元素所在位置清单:
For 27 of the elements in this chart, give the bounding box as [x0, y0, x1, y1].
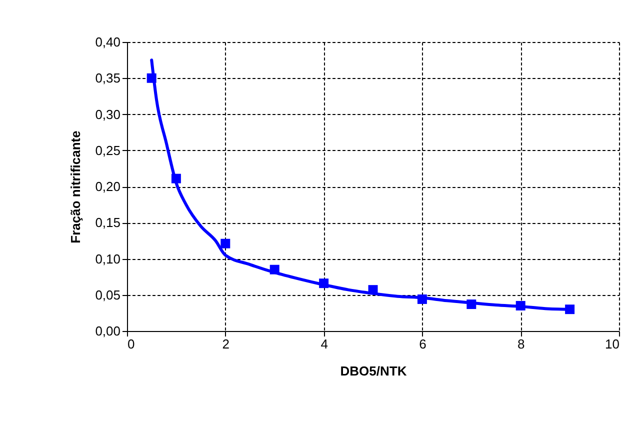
- point: [516, 300, 526, 310]
- y-tick-label: 0,30: [95, 106, 120, 122]
- y-tick-label: 0,00: [95, 324, 120, 338]
- point: [319, 278, 329, 288]
- point: [466, 300, 476, 310]
- x-tick-label: 2: [222, 336, 230, 352]
- point: [220, 238, 230, 248]
- point: [565, 304, 575, 314]
- x-tick-label: 8: [517, 336, 525, 352]
- y-tick-label: 0,15: [95, 215, 120, 230]
- y-tick-label: 0,25: [95, 142, 120, 158]
- x-axis-title: DBO5/NTK: [340, 364, 408, 378]
- point: [270, 264, 280, 274]
- y-tick-label: 0,05: [95, 287, 120, 302]
- y-tick-label: 0,35: [95, 70, 120, 86]
- x-tick-label: 10: [605, 336, 620, 352]
- point: [417, 294, 427, 304]
- y-tick-label: 0,10: [95, 251, 120, 266]
- point: [171, 174, 181, 184]
- y-tick-label: 0,40: [95, 34, 120, 50]
- x-tick-label: 0: [128, 336, 135, 352]
- x-tick-label: 4: [320, 336, 328, 352]
- y-axis-title: Fração nitrificante: [68, 130, 84, 244]
- y-tick-label: 0,20: [95, 179, 120, 194]
- point: [146, 73, 156, 83]
- x-tick-label: 6: [419, 336, 426, 352]
- point: [368, 285, 378, 295]
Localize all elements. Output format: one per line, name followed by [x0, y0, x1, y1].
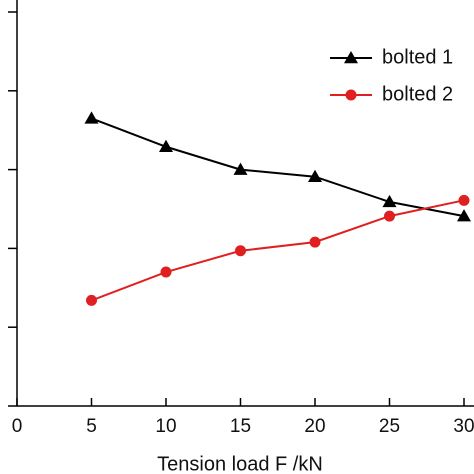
marker [458, 194, 470, 206]
series-line [91, 199, 465, 302]
marker [384, 210, 395, 222]
legend-marker [345, 89, 357, 101]
marker [457, 209, 471, 222]
marker [309, 236, 321, 248]
series-line [91, 117, 465, 218]
marker [233, 162, 248, 175]
marker [86, 294, 97, 306]
x-axis-title: Tension load F /kN [157, 453, 323, 474]
marker [308, 169, 322, 182]
marker [382, 194, 397, 208]
x-tick-label: 25 [379, 416, 400, 437]
x-tick-label: 15 [230, 416, 251, 437]
marker [84, 111, 99, 124]
legend-marker [344, 51, 358, 64]
x-tick-label: 10 [155, 416, 176, 437]
x-tick-label: 0 [12, 416, 23, 437]
legend-label: bolted 2 [382, 83, 453, 105]
x-tick-label: 5 [86, 416, 97, 437]
x-tick-label: 20 [304, 416, 325, 437]
marker [160, 266, 172, 278]
legend-label: bolted 1 [382, 46, 453, 68]
marker [159, 139, 173, 152]
marker [235, 245, 246, 257]
x-tick-label: 30 [453, 416, 474, 437]
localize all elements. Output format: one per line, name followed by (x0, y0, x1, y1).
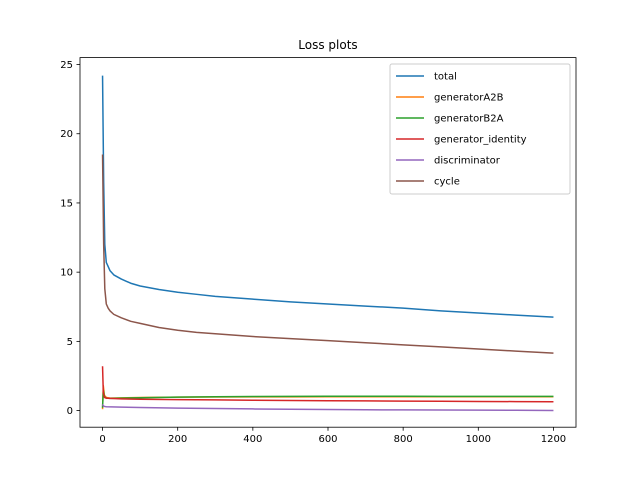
series-line-total (101, 75, 554, 318)
legend-box (389, 63, 571, 195)
series-line-cycle (101, 154, 554, 354)
x-tick-label: 400 (243, 434, 262, 445)
y-tick-label: 0 (67, 406, 73, 417)
x-tick-label: 1000 (466, 434, 491, 445)
x-tick-label: 200 (168, 434, 187, 445)
x-tick-label: 1200 (541, 434, 566, 445)
y-tick-label: 15 (60, 198, 73, 209)
chart-title: Loss plots (298, 38, 357, 52)
x-axis: 0 200 400 600 800 1000 1200 (99, 427, 566, 445)
series-line-discriminator (101, 404, 554, 412)
legend: total generatorA2B generatorB2A generator_i… (389, 63, 571, 195)
y-tick-label: 5 (67, 337, 73, 348)
legend-label: total (434, 72, 457, 83)
x-tick-label: 0 (99, 434, 105, 445)
y-tick-label: 25 (60, 60, 73, 71)
series-layer (101, 75, 554, 412)
legend-label: discriminator (434, 156, 501, 167)
legend-label: generator_identity (434, 135, 527, 146)
x-tick-label: 800 (394, 434, 413, 445)
y-axis: 0 5 10 15 20 25 (60, 60, 80, 417)
legend-label: generatorA2B (434, 93, 504, 104)
x-tick-label: 600 (318, 434, 337, 445)
legend-label: generatorB2A (434, 114, 504, 125)
y-tick-label: 20 (60, 129, 73, 140)
series-line-generator-identity (101, 366, 554, 403)
y-tick-label: 10 (60, 268, 73, 279)
legend-label: cycle (434, 177, 460, 188)
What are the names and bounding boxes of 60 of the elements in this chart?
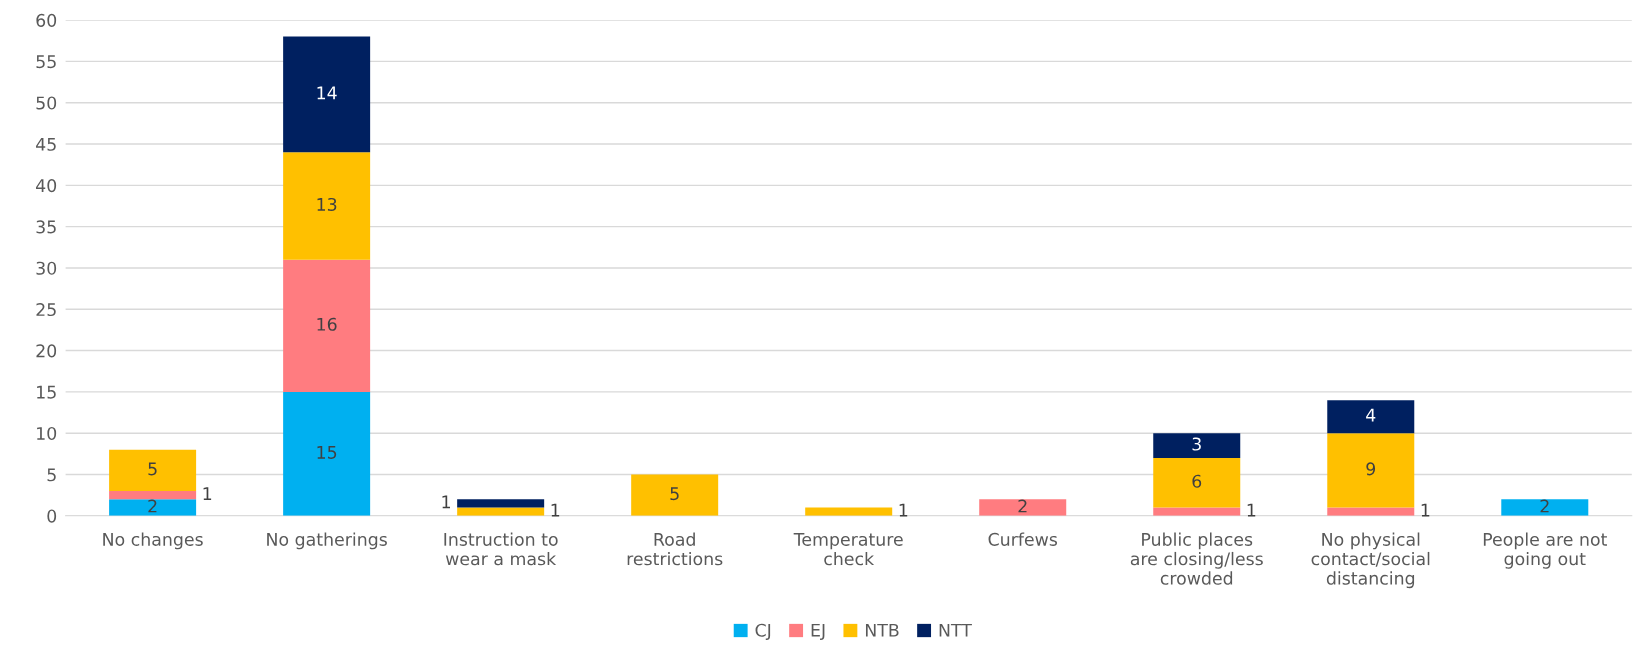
x-tick-label: Temperature check (793, 533, 903, 566)
data-label: 3 (1192, 437, 1201, 451)
bar (109, 491, 197, 500)
y-tick-label: 5 (47, 468, 56, 482)
data-label: 1 (1247, 503, 1256, 517)
y-tick-label: 10 (37, 426, 57, 441)
x-tick-label: No changes (103, 532, 203, 550)
data-label: 2 (1018, 499, 1027, 513)
data-label: 1 (203, 487, 212, 500)
bar (1153, 457, 1241, 508)
legend-label: NTT (939, 623, 972, 637)
data-label: 4 (1366, 408, 1376, 422)
bar (109, 499, 197, 516)
bar (1327, 433, 1415, 508)
y-tick-label: 20 (36, 344, 57, 358)
legend-label: EJ (811, 623, 825, 641)
bar (283, 36, 371, 153)
data-label: 2 (1540, 499, 1549, 513)
data-label: 9 (1366, 462, 1376, 476)
data-label: 16 (317, 317, 337, 331)
y-tick-label: 30 (36, 261, 57, 275)
data-label: 14 (317, 86, 337, 100)
x-tick-label: Instruction to wear a mask (444, 532, 558, 566)
bar (283, 391, 371, 516)
legend-label: CJ (755, 623, 771, 641)
y-tick-label: 60 (36, 13, 57, 27)
x-tick-label: No physical contact/social distancing (1311, 532, 1430, 589)
bar (979, 499, 1067, 516)
bar (631, 474, 719, 516)
data-label: 2 (148, 499, 157, 513)
bar (457, 499, 545, 508)
x-tick-label: People are not going out (1483, 532, 1607, 569)
data-label: 1 (899, 503, 908, 517)
x-tick-label: Curfews (988, 532, 1058, 546)
bar (1327, 400, 1415, 434)
bar (1501, 499, 1589, 516)
data-label: 6 (1192, 474, 1202, 488)
bar (283, 259, 371, 392)
y-tick-label: 35 (36, 220, 56, 234)
data-label: 15 (317, 445, 337, 459)
y-tick-label: 15 (37, 385, 56, 399)
data-label: 5 (670, 487, 679, 501)
legend-label: NTB (865, 623, 899, 637)
y-tick-label: 55 (36, 55, 56, 69)
data-label: 1 (1421, 503, 1430, 517)
bar (283, 152, 371, 260)
bar (1153, 433, 1241, 458)
data-label: 13 (317, 197, 337, 212)
x-tick-label: Public places are closing/less crowded (1130, 532, 1263, 585)
x-tick-label: Road restrictions (627, 532, 723, 566)
data-label: 5 (148, 462, 157, 476)
bar (109, 449, 197, 492)
y-tick-label: 50 (36, 96, 57, 110)
y-tick-label: 25 (36, 302, 56, 317)
data-label: 1 (442, 495, 450, 509)
x-tick-label: No gatherings (267, 532, 387, 550)
y-tick-label: 0 (47, 509, 57, 523)
data-label: 1 (551, 503, 560, 517)
y-tick-label: 40 (36, 179, 57, 193)
y-tick-label: 45 (36, 137, 56, 151)
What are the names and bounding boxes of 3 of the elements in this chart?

任务要求 —
从含有"marker [458, 194, 470, 206]"的那一行起，到含有"y0, x1, y1)."的那一行为止（两行都算在内），把这些行重新写出，将其中的"Tension load"替换成"Tensile load"，其他内容一律不动。

任务回答 —
marker [458, 194, 470, 206]
series-line [91, 199, 465, 302]
marker [384, 210, 395, 222]
legend-marker [345, 89, 357, 101]
marker [457, 209, 471, 222]
marker [309, 236, 321, 248]
series-line [91, 117, 465, 218]
marker [233, 162, 248, 175]
marker [86, 294, 97, 306]
x-axis-title: Tensile load F /kN [157, 453, 323, 474]
marker [308, 169, 322, 182]
marker [382, 194, 397, 208]
x-tick-label: 25 [379, 416, 400, 437]
x-tick-label: 15 [230, 416, 251, 437]
marker [84, 111, 99, 124]
legend-marker [344, 51, 358, 64]
x-tick-label: 10 [155, 416, 176, 437]
x-tick-label: 0 [12, 416, 23, 437]
legend-label: bolted 2 [382, 83, 453, 105]
x-tick-label: 5 [86, 416, 97, 437]
x-tick-label: 20 [304, 416, 325, 437]
marker [160, 266, 172, 278]
legend-label: bolted 1 [382, 46, 453, 68]
marker [159, 139, 173, 152]
marker [235, 245, 246, 257]
x-tick-label: 30 [453, 416, 474, 437]
localize all elements. Output format: one per line, name followed by (x0, y0, x1, y1).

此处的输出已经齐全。